* [Task directions]:
Your task is to copy each line that has the word "type".

* [Supplied entries]:
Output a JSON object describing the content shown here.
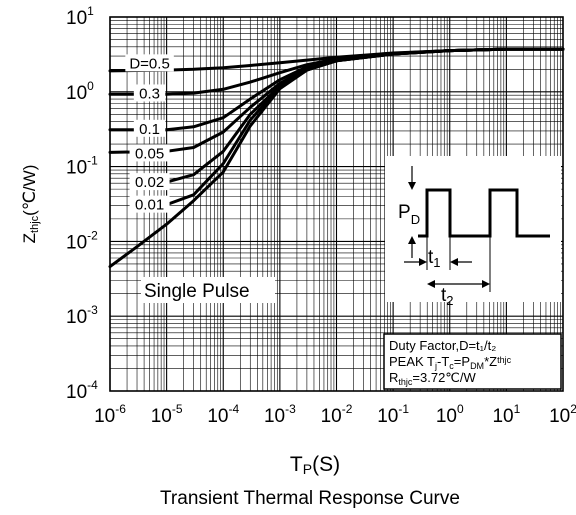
{
  "chart_data": {
    "type": "line",
    "title": "Transient Thermal Response Curve",
    "xlabel": {
      "main": "T",
      "sub": "P",
      "unit": "(S)"
    },
    "ylabel": {
      "main": "Z",
      "sub": "thjc",
      "unit": "(℃/W)"
    },
    "x_scale": "log",
    "y_scale": "log",
    "xlim": [
      1e-06,
      100
    ],
    "ylim": [
      0.0001,
      10
    ],
    "grid": true,
    "x_ticks": [
      {
        "base": "10",
        "exp": "-6",
        "value": 1e-06
      },
      {
        "base": "10",
        "exp": "-5",
        "value": 1e-05
      },
      {
        "base": "10",
        "exp": "-4",
        "value": 0.0001
      },
      {
        "base": "10",
        "exp": "-3",
        "value": 0.001
      },
      {
        "base": "10",
        "exp": "-2",
        "value": 0.01
      },
      {
        "base": "10",
        "exp": "-1",
        "value": 0.1
      },
      {
        "base": "10",
        "exp": "0",
        "value": 1
      },
      {
        "base": "10",
        "exp": "1",
        "value": 10
      },
      {
        "base": "10",
        "exp": "2",
        "value": 100
      }
    ],
    "y_ticks": [
      {
        "base": "10",
        "exp": "1",
        "value": 10
      },
      {
        "base": "10",
        "exp": "0",
        "value": 1
      },
      {
        "base": "10",
        "exp": "-1",
        "value": 0.1
      },
      {
        "base": "10",
        "exp": "-2",
        "value": 0.01
      },
      {
        "base": "10",
        "exp": "-3",
        "value": 0.001
      },
      {
        "base": "10",
        "exp": "-4",
        "value": 0.0001
      }
    ],
    "series": [
      {
        "name": "D=0.5",
        "label_at": [
          5e-06,
          2.4
        ],
        "points": [
          [
            1e-06,
            1.9
          ],
          [
            1e-05,
            1.95
          ],
          [
            3e-05,
            2.0
          ],
          [
            0.0001,
            2.1
          ],
          [
            0.0003,
            2.25
          ],
          [
            0.001,
            2.45
          ],
          [
            0.003,
            2.65
          ],
          [
            0.01,
            2.9
          ],
          [
            0.1,
            3.3
          ],
          [
            1,
            3.55
          ],
          [
            10,
            3.72
          ],
          [
            100,
            3.72
          ]
        ]
      },
      {
        "name": "0.3",
        "label_at": [
          5e-06,
          0.95
        ],
        "points": [
          [
            1e-06,
            0.93
          ],
          [
            1e-05,
            0.93
          ],
          [
            3e-05,
            0.96
          ],
          [
            0.0001,
            1.08
          ],
          [
            0.0003,
            1.35
          ],
          [
            0.001,
            1.8
          ],
          [
            0.003,
            2.3
          ],
          [
            0.01,
            2.75
          ],
          [
            0.1,
            3.25
          ],
          [
            1,
            3.55
          ],
          [
            10,
            3.72
          ],
          [
            100,
            3.72
          ]
        ]
      },
      {
        "name": "0.1",
        "label_at": [
          5e-06,
          0.32
        ],
        "points": [
          [
            1e-06,
            0.31
          ],
          [
            1e-05,
            0.31
          ],
          [
            3e-05,
            0.34
          ],
          [
            0.0001,
            0.45
          ],
          [
            0.0003,
            0.8
          ],
          [
            0.001,
            1.45
          ],
          [
            0.003,
            2.15
          ],
          [
            0.01,
            2.7
          ],
          [
            0.1,
            3.25
          ],
          [
            1,
            3.55
          ],
          [
            10,
            3.72
          ],
          [
            100,
            3.72
          ]
        ]
      },
      {
        "name": "0.05",
        "label_at": [
          5e-06,
          0.15
        ],
        "points": [
          [
            1e-06,
            0.155
          ],
          [
            1e-05,
            0.16
          ],
          [
            3e-05,
            0.18
          ],
          [
            0.0001,
            0.29
          ],
          [
            0.0003,
            0.62
          ],
          [
            0.001,
            1.3
          ],
          [
            0.003,
            2.05
          ],
          [
            0.01,
            2.65
          ],
          [
            0.1,
            3.2
          ],
          [
            1,
            3.55
          ],
          [
            10,
            3.72
          ],
          [
            100,
            3.72
          ]
        ]
      },
      {
        "name": "0.02",
        "label_at": [
          5e-06,
          0.062
        ],
        "points": [
          [
            1e-05,
            0.062
          ],
          [
            3e-05,
            0.078
          ],
          [
            0.0001,
            0.16
          ],
          [
            0.0003,
            0.5
          ],
          [
            0.001,
            1.2
          ],
          [
            0.003,
            2.0
          ],
          [
            0.01,
            2.6
          ],
          [
            0.1,
            3.2
          ],
          [
            1,
            3.55
          ],
          [
            10,
            3.72
          ],
          [
            100,
            3.72
          ]
        ]
      },
      {
        "name": "0.01",
        "label_at": [
          5e-06,
          0.031
        ],
        "points": [
          [
            1e-05,
            0.031
          ],
          [
            3e-05,
            0.042
          ],
          [
            0.0001,
            0.11
          ],
          [
            0.0003,
            0.42
          ],
          [
            0.001,
            1.15
          ],
          [
            0.003,
            1.95
          ],
          [
            0.01,
            2.6
          ],
          [
            0.1,
            3.2
          ],
          [
            1,
            3.55
          ],
          [
            10,
            3.72
          ],
          [
            100,
            3.72
          ]
        ]
      },
      {
        "name": "Single Pulse",
        "points": [
          [
            1e-06,
            0.0046
          ],
          [
            3e-06,
            0.0085
          ],
          [
            1e-05,
            0.017
          ],
          [
            3e-05,
            0.035
          ],
          [
            0.0001,
            0.085
          ],
          [
            0.0003,
            0.35
          ],
          [
            0.001,
            1.1
          ],
          [
            0.003,
            1.95
          ],
          [
            0.01,
            2.6
          ],
          [
            0.1,
            3.2
          ],
          [
            1,
            3.55
          ],
          [
            10,
            3.72
          ],
          [
            100,
            3.72
          ]
        ]
      }
    ],
    "annotations": {
      "single_pulse": "Single Pulse",
      "duty_box": {
        "line1": "Duty Factor,D=t₁/t₂",
        "line2": {
          "a": "PEAK T",
          "a_sub": "j",
          "b": "-T",
          "b_sub": "c",
          "c": "=P",
          "c_sub": "DM",
          "d": "*Z",
          "d_sub": "thjc"
        },
        "line3": {
          "a": "R",
          "a_sub": "thjc",
          "b": "=3.72℃/W"
        }
      },
      "inset": {
        "pd": "P",
        "pd_sub": "D",
        "t1": "t",
        "t1_sub": "1",
        "t2": "t",
        "t2_sub": "2"
      }
    }
  }
}
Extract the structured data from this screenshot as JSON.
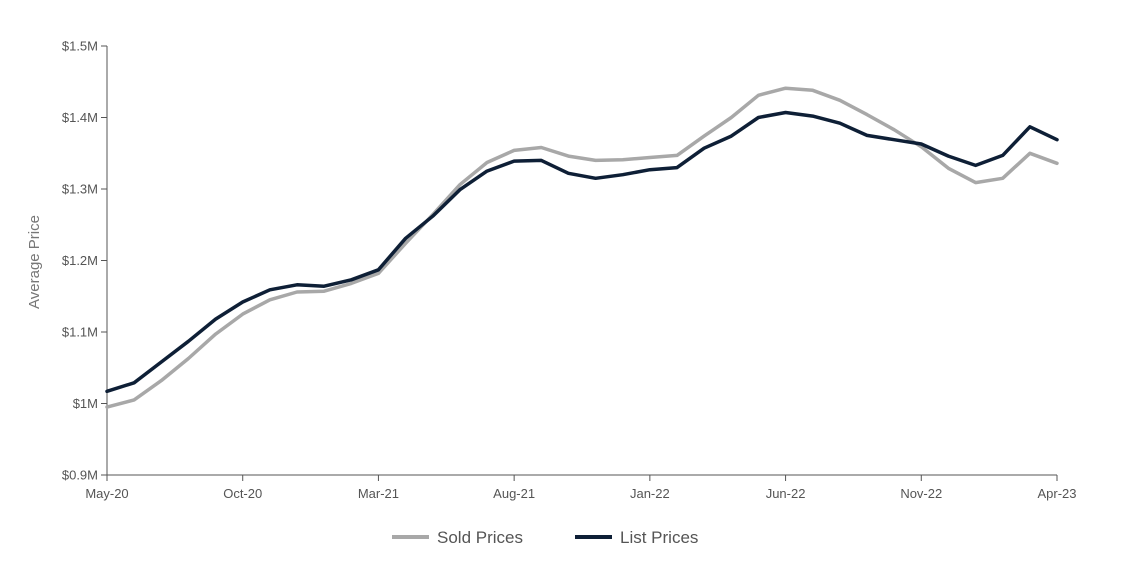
{
  "chart_data": {
    "type": "line",
    "title": "",
    "xlabel": "",
    "ylabel": "Average Price",
    "ylim": [
      900000,
      1500000
    ],
    "grid": false,
    "legend_position": "bottom-center",
    "x": [
      "May-20",
      "Jun-20",
      "Jul-20",
      "Aug-20",
      "Sep-20",
      "Oct-20",
      "Nov-20",
      "Dec-20",
      "Jan-21",
      "Feb-21",
      "Mar-21",
      "Apr-21",
      "May-21",
      "Jun-21",
      "Jul-21",
      "Aug-21",
      "Sep-21",
      "Oct-21",
      "Nov-21",
      "Dec-21",
      "Jan-22",
      "Feb-22",
      "Mar-22",
      "Apr-22",
      "May-22",
      "Jun-22",
      "Jul-22",
      "Aug-22",
      "Sep-22",
      "Oct-22",
      "Nov-22",
      "Dec-22",
      "Jan-23",
      "Feb-23",
      "Mar-23",
      "Apr-23"
    ],
    "x_tick_labels": [
      "May-20",
      "Oct-20",
      "Mar-21",
      "Aug-21",
      "Jan-22",
      "Jun-22",
      "Nov-22",
      "Apr-23"
    ],
    "y_ticks": [
      900000,
      1000000,
      1100000,
      1200000,
      1300000,
      1400000,
      1500000
    ],
    "y_tick_labels": [
      "$0.9M",
      "$1M",
      "$1.1M",
      "$1.2M",
      "$1.3M",
      "$1.4M",
      "$1.5M"
    ],
    "series": [
      {
        "name": "Sold Prices",
        "color": "#a8a8a8",
        "values": [
          995000,
          1005000,
          1032000,
          1063000,
          1097000,
          1125000,
          1145000,
          1156000,
          1157000,
          1168000,
          1182000,
          1224000,
          1264000,
          1306000,
          1337000,
          1354000,
          1358000,
          1346000,
          1340000,
          1341000,
          1344000,
          1347000,
          1374000,
          1400000,
          1431000,
          1441000,
          1438000,
          1424000,
          1404000,
          1383000,
          1359000,
          1329000,
          1309000,
          1315000,
          1350000,
          1336000
        ]
      },
      {
        "name": "List Prices",
        "color": "#0e1f36",
        "values": [
          1017000,
          1029000,
          1058000,
          1087000,
          1118000,
          1142000,
          1159000,
          1166000,
          1164000,
          1173000,
          1187000,
          1231000,
          1262000,
          1299000,
          1325000,
          1339000,
          1340000,
          1322000,
          1315000,
          1320000,
          1327000,
          1330000,
          1357000,
          1374000,
          1400000,
          1407000,
          1402000,
          1392000,
          1375000,
          1369000,
          1363000,
          1346000,
          1333000,
          1347000,
          1387000,
          1369000
        ]
      }
    ]
  }
}
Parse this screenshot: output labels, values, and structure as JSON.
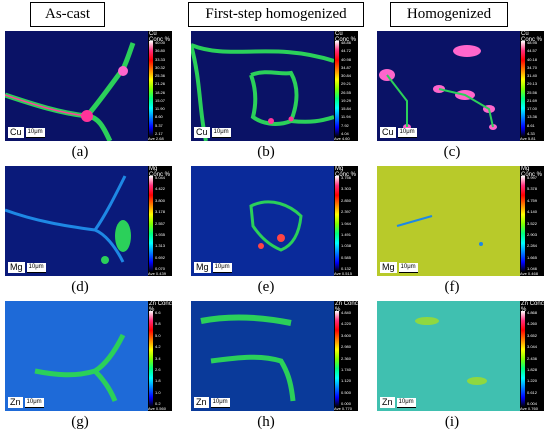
{
  "columns": [
    "As-cast",
    "First-step homogenized",
    "Homogenized"
  ],
  "scalebar": "10μm",
  "scale_unit": "Conc %",
  "elements": [
    "Cu",
    "Mg",
    "Zn"
  ],
  "panel_labels": [
    "(a)",
    "(b)",
    "(c)",
    "(d)",
    "(e)",
    "(f)",
    "(g)",
    "(h)",
    "(i)"
  ],
  "colorbars": {
    "cu_a": [
      "40.00",
      "36.80",
      "33.33",
      "30.32",
      "25.36",
      "21.26",
      "18.26",
      "15.07",
      "11.90",
      "8.60",
      "5.37",
      "2.17"
    ],
    "cu_b": [
      "48.86",
      "44.72",
      "40.98",
      "34.87",
      "30.84",
      "29.21",
      "26.55",
      "19.29",
      "15.84",
      "11.94",
      "7.92",
      "4.04"
    ],
    "cu_c": [
      "48.95",
      "44.57",
      "40.18",
      "34.70",
      "31.40",
      "29.13",
      "25.56",
      "21.69",
      "17.00",
      "13.36",
      "8.61",
      "4.33"
    ],
    "mg_a": [
      "5.044",
      "4.422",
      "3.800",
      "3.178",
      "2.557",
      "1.935",
      "1.313",
      "0.692",
      "0.070"
    ],
    "mg_b": [
      "3.756",
      "3.303",
      "2.850",
      "2.397",
      "1.944",
      "1.491",
      "1.038",
      "0.585",
      "0.132"
    ],
    "mg_c": [
      "5.997",
      "5.378",
      "4.759",
      "4.140",
      "3.522",
      "2.903",
      "2.284",
      "1.665",
      "1.046"
    ],
    "zn_a": [
      "6.6",
      "5.8",
      "5.0",
      "4.2",
      "3.4",
      "2.6",
      "1.8",
      "1.0",
      "0.2"
    ],
    "zn_b": [
      "4.840",
      "4.220",
      "3.600",
      "2.980",
      "2.360",
      "1.740",
      "1.120",
      "0.500",
      "0.000"
    ],
    "zn_c": [
      "4.868",
      "4.260",
      "3.652",
      "3.044",
      "2.436",
      "1.828",
      "1.220",
      "0.612",
      "0.004"
    ]
  },
  "averages": {
    "cu_a": "Ave 2.68",
    "cu_b": "Ave 4.60",
    "cu_c": "Ave 5.81",
    "mg_a": "Ave 0.439",
    "mg_b": "Ave 0.515",
    "mg_c": "Ave 0.468",
    "zn_a": "Ave 0.560",
    "zn_b": "Ave 0.770",
    "zn_c": "Ave 0.760"
  }
}
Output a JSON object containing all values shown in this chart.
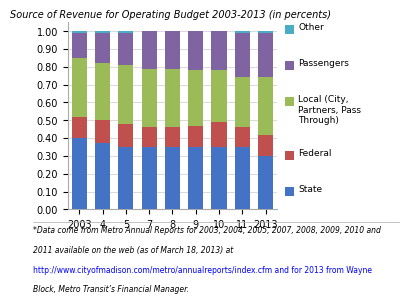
{
  "title": "Source of Revenue for Operating Budget 2003-2013 (in percents)",
  "years": [
    "2003",
    "4",
    "5",
    "7",
    "8",
    "9",
    "10",
    "11",
    "2013"
  ],
  "state": [
    0.4,
    0.37,
    0.35,
    0.35,
    0.35,
    0.35,
    0.35,
    0.35,
    0.3
  ],
  "federal": [
    0.12,
    0.13,
    0.13,
    0.11,
    0.11,
    0.12,
    0.14,
    0.11,
    0.12
  ],
  "local": [
    0.33,
    0.32,
    0.33,
    0.33,
    0.33,
    0.31,
    0.29,
    0.28,
    0.32
  ],
  "passengers": [
    0.14,
    0.17,
    0.18,
    0.21,
    0.21,
    0.22,
    0.22,
    0.25,
    0.25
  ],
  "other": [
    0.01,
    0.01,
    0.01,
    0.0,
    0.0,
    0.0,
    0.0,
    0.01,
    0.01
  ],
  "color_state": "#4472C4",
  "color_federal": "#C0504D",
  "color_local": "#9BBB59",
  "color_passengers": "#8064A2",
  "color_other": "#4BACC6",
  "footnote_line1": "*Data come from Metro Annual Reports for 2003, 2004, 2005, 2007, 2008, 2009, 2010 and",
  "footnote_line2": "2011 available on the web (as of March 18, 2013) at",
  "footnote_line3": "http://www.cityofmadison.com/metro/annualreports/index.cfm and for 2013 from Wayne",
  "footnote_line4": "Block, Metro Transit’s Financial Manager."
}
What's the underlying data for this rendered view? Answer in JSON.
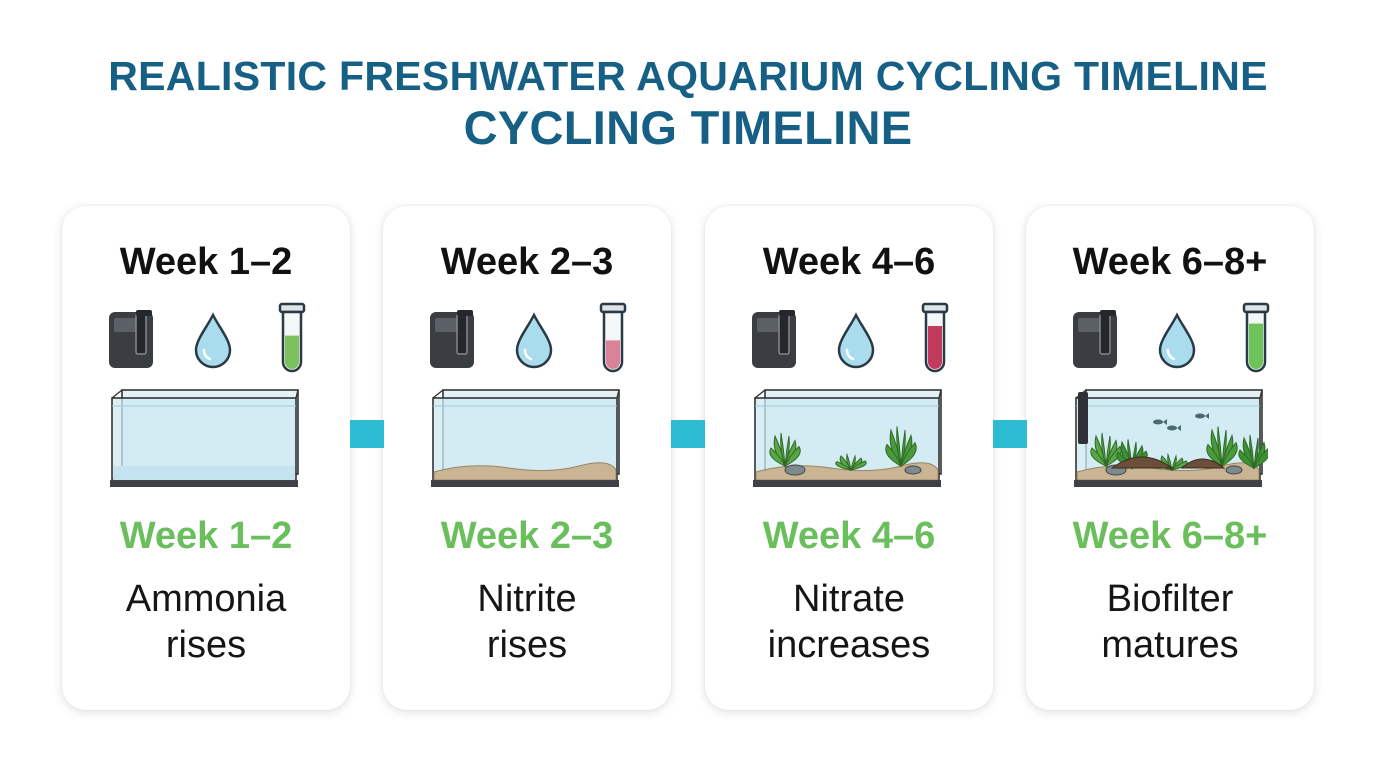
{
  "title": {
    "line1": "REALISTIC FRESHWATER AQUARIUM CYCLING TIMELINE",
    "line2": "CYCLING TIMELINE"
  },
  "colors": {
    "title": "#165f85",
    "stage_label": "#6abf5c",
    "connector": "#2dbcd3",
    "filter": "#3a3e43",
    "water_drop": "#a9dcec",
    "tank_water": "#d9eef5",
    "substrate": "#c9b493",
    "plant": "#4a9a3a"
  },
  "stages": [
    {
      "heading": "Week 1–2",
      "label": "Week 1–2",
      "caption_line1": "Ammonia",
      "caption_line2": "rises",
      "icons": [
        "filter-icon",
        "water-drop-icon",
        "test-tube-icon"
      ],
      "test_tube_color": "#7bc25e",
      "tank_state": "empty-water"
    },
    {
      "heading": "Week 2–3",
      "label": "Week 2–3",
      "caption_line1": "Nitrite",
      "caption_line2": "rises",
      "icons": [
        "filter-icon",
        "water-drop-icon",
        "test-tube-icon"
      ],
      "test_tube_color": "#d9839b",
      "tank_state": "substrate"
    },
    {
      "heading": "Week 4–6",
      "label": "Week 4–6",
      "caption_line1": "Nitrate",
      "caption_line2": "increases",
      "icons": [
        "filter-icon",
        "water-drop-icon",
        "test-tube-icon"
      ],
      "test_tube_color": "#c23a5c",
      "tank_state": "plants"
    },
    {
      "heading": "Week 6–8+",
      "label": "Week 6–8+",
      "caption_line1": "Biofilter",
      "caption_line2": "matures",
      "icons": [
        "filter-icon",
        "water-drop-icon",
        "test-tube-icon"
      ],
      "test_tube_color": "#6cc35a",
      "tank_state": "planted-with-fish"
    }
  ]
}
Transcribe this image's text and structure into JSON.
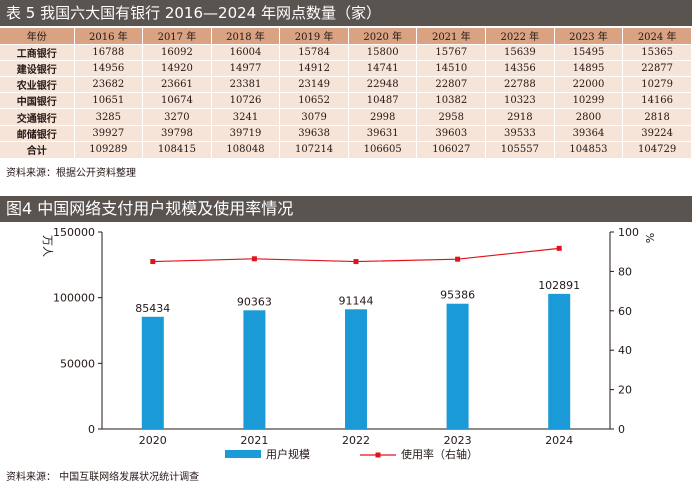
{
  "table": {
    "title": "表 5  我国六大国有银行 2016—2024 年网点数量（家）",
    "header_label": "年份",
    "years": [
      "2016 年",
      "2017 年",
      "2018 年",
      "2019 年",
      "2020 年",
      "2021 年",
      "2022 年",
      "2023 年",
      "2024 年"
    ],
    "rows": [
      {
        "bank": "工商银行",
        "values": [
          "16788",
          "16092",
          "16004",
          "15784",
          "15800",
          "15767",
          "15639",
          "15495",
          "15365"
        ]
      },
      {
        "bank": "建设银行",
        "values": [
          "14956",
          "14920",
          "14977",
          "14912",
          "14741",
          "14510",
          "14356",
          "14895",
          "22877"
        ]
      },
      {
        "bank": "农业银行",
        "values": [
          "23682",
          "23661",
          "23381",
          "23149",
          "22948",
          "22807",
          "22788",
          "22000",
          "10279"
        ]
      },
      {
        "bank": "中国银行",
        "values": [
          "10651",
          "10674",
          "10726",
          "10652",
          "10487",
          "10382",
          "10323",
          "10299",
          "14166"
        ]
      },
      {
        "bank": "交通银行",
        "values": [
          "3285",
          "3270",
          "3241",
          "3079",
          "2998",
          "2958",
          "2918",
          "2800",
          "2818"
        ]
      },
      {
        "bank": "邮储银行",
        "values": [
          "39927",
          "39798",
          "39719",
          "39638",
          "39631",
          "39603",
          "39533",
          "39364",
          "39224"
        ]
      },
      {
        "bank": "合计",
        "values": [
          "109289",
          "108415",
          "108048",
          "107214",
          "106605",
          "106027",
          "105557",
          "104853",
          "104729"
        ]
      }
    ],
    "source": "资料来源：根据公开资料整理"
  },
  "figure": {
    "title": "图4  中国网络支付用户规模及使用率情况",
    "source": "资料来源：  中国互联网络发展状况统计调查"
  },
  "chart_data": {
    "type": "bar",
    "categories": [
      "2020",
      "2021",
      "2022",
      "2023",
      "2024"
    ],
    "series": [
      {
        "name": "用户规模",
        "type": "bar",
        "axis": "left",
        "values": [
          85434,
          90363,
          91144,
          95386,
          102891
        ],
        "color": "#1a9ad6"
      },
      {
        "name": "使用率（右轴）",
        "type": "line",
        "axis": "right",
        "values": [
          85.0,
          86.4,
          85.0,
          86.2,
          91.7
        ],
        "color": "#e0121b"
      }
    ],
    "data_labels": [
      "85434",
      "90363",
      "91144",
      "95386",
      "102891"
    ],
    "ylabel": "万人",
    "y2label": "%",
    "ylim": [
      0,
      150000
    ],
    "y2lim": [
      0,
      100
    ],
    "yticks": [
      "0",
      "50000",
      "100000",
      "150000"
    ],
    "y2ticks": [
      "0",
      "20",
      "40",
      "60",
      "80",
      "100"
    ],
    "legend_position": "bottom",
    "grid": false
  }
}
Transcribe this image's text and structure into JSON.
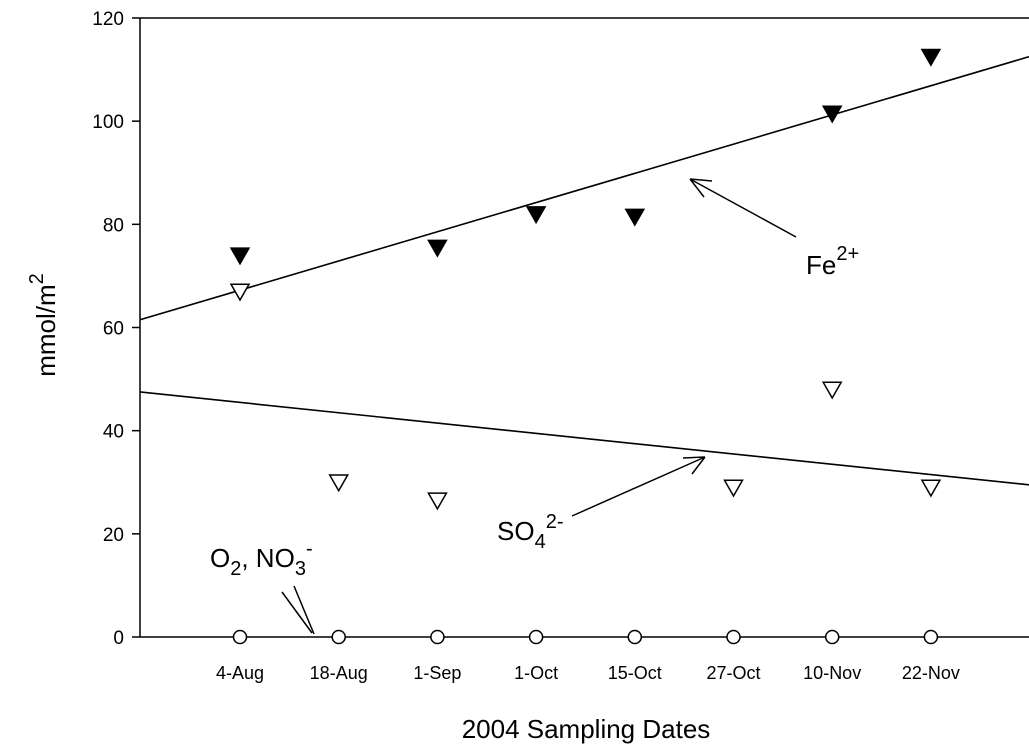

* [Exercise solution]:
    "type": "line",
    "type": "line",
    "type": "bar",
        "type": "bar",
        "type": "line",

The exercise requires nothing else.